====== Data for processing

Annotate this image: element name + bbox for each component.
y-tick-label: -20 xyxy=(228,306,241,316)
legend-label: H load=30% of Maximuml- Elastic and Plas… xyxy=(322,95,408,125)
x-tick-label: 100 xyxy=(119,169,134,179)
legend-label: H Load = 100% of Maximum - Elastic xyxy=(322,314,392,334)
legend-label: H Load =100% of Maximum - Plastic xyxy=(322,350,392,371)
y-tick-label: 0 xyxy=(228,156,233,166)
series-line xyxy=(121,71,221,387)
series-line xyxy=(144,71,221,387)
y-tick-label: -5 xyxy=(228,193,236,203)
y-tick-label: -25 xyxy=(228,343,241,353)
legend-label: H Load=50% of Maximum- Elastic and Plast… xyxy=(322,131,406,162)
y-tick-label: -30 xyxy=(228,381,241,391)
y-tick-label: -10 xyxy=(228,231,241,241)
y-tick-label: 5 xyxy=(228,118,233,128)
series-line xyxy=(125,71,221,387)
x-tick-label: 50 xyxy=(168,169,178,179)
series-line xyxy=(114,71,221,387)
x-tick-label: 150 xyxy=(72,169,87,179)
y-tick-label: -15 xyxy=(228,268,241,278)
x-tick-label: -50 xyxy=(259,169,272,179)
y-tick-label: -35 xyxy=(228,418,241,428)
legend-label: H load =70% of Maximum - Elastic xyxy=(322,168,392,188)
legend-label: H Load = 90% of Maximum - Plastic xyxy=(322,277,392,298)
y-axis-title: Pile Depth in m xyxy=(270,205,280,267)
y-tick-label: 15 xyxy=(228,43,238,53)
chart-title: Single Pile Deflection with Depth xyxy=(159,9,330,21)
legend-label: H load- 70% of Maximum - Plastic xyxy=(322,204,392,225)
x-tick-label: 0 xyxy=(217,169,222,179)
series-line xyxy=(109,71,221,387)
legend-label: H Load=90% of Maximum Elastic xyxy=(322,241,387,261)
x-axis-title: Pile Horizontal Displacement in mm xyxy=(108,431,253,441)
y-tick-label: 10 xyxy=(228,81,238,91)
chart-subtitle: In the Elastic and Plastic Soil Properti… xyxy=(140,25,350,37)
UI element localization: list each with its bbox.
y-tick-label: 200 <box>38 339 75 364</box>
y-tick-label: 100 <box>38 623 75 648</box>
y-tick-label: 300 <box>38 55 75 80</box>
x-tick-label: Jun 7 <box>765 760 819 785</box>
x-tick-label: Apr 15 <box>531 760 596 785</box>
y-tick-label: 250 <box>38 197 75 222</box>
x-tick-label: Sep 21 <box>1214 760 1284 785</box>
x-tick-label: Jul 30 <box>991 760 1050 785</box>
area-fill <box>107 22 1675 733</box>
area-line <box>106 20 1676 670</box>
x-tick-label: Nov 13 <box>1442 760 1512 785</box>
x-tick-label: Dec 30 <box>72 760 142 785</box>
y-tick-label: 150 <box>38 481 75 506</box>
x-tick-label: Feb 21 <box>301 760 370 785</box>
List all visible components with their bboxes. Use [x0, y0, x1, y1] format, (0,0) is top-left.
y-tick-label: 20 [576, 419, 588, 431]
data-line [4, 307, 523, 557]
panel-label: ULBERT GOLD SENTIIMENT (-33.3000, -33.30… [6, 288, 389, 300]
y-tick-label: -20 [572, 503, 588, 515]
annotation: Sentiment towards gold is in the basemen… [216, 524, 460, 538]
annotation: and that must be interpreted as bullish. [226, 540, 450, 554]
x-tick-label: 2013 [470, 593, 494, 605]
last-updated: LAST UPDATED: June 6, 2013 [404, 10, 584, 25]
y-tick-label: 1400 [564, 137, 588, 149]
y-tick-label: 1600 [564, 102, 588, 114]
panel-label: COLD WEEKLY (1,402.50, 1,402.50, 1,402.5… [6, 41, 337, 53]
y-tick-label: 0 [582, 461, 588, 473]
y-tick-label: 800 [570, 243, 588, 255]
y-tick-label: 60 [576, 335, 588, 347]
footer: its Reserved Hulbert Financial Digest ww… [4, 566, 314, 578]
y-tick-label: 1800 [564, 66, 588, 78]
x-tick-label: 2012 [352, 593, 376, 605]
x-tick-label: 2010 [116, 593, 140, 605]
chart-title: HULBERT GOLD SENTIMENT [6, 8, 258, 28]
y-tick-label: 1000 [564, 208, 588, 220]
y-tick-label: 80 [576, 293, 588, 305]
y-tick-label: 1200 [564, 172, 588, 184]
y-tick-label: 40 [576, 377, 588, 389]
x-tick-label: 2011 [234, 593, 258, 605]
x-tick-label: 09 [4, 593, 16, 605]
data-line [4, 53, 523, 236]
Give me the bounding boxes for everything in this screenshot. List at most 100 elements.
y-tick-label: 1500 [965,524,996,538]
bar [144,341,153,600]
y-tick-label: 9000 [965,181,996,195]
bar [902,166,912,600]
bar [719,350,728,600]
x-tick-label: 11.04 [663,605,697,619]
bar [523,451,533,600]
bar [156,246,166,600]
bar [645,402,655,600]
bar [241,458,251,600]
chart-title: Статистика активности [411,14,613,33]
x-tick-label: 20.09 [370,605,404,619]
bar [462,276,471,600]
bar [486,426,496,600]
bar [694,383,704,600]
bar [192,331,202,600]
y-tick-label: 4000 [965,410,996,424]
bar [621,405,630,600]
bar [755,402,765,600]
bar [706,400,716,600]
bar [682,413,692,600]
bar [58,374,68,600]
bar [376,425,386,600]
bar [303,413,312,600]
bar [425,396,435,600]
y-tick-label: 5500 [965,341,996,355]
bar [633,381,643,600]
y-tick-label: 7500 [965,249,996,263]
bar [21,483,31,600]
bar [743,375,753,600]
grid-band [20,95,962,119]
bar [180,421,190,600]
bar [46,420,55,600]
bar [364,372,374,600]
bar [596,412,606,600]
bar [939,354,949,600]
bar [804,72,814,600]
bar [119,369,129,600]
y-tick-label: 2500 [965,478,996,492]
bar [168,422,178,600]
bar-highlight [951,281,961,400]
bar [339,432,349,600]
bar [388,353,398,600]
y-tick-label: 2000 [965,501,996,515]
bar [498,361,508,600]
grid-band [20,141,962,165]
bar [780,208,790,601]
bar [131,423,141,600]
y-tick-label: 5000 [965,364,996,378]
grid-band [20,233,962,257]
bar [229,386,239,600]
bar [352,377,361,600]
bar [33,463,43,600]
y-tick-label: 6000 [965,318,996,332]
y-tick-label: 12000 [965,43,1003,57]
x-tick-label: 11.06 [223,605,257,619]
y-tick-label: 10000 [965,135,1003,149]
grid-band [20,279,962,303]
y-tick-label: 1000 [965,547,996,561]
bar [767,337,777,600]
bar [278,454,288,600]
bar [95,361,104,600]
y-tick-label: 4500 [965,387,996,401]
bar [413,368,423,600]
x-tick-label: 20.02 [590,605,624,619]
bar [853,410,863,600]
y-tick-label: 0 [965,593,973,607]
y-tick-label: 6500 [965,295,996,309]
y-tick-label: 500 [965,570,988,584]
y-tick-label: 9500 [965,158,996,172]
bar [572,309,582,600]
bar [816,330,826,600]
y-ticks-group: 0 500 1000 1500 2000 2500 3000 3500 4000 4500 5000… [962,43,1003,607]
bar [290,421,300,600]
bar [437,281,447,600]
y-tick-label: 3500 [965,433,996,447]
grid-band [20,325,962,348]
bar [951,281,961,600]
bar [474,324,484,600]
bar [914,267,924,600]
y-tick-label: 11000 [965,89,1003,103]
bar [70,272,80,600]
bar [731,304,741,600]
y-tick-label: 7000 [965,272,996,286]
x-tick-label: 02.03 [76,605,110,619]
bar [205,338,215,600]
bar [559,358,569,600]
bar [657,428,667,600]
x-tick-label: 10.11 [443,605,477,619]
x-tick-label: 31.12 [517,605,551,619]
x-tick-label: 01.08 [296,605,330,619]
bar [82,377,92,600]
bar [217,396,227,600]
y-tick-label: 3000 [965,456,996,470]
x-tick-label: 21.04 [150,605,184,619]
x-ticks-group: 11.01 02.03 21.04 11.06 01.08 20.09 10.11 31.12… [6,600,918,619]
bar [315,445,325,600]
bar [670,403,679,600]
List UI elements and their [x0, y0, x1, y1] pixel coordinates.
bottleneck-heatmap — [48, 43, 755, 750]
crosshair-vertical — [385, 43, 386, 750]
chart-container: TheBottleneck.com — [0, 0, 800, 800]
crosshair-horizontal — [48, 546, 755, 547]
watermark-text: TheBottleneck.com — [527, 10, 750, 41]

============

Challenge>
Reproduce the data from its start through the line with "x-tick-label: 100 xyxy=(119,169,134,179)", including that line, substituting "part" for "component" and keeping everything else unchanged.

Response for this exercise>
Annotate this image: element name + bbox for each part.
y-tick-label: -20 xyxy=(228,306,241,316)
legend-label: H load=30% of Maximuml- Elastic and Plas… xyxy=(322,95,408,125)
x-tick-label: 100 xyxy=(119,169,134,179)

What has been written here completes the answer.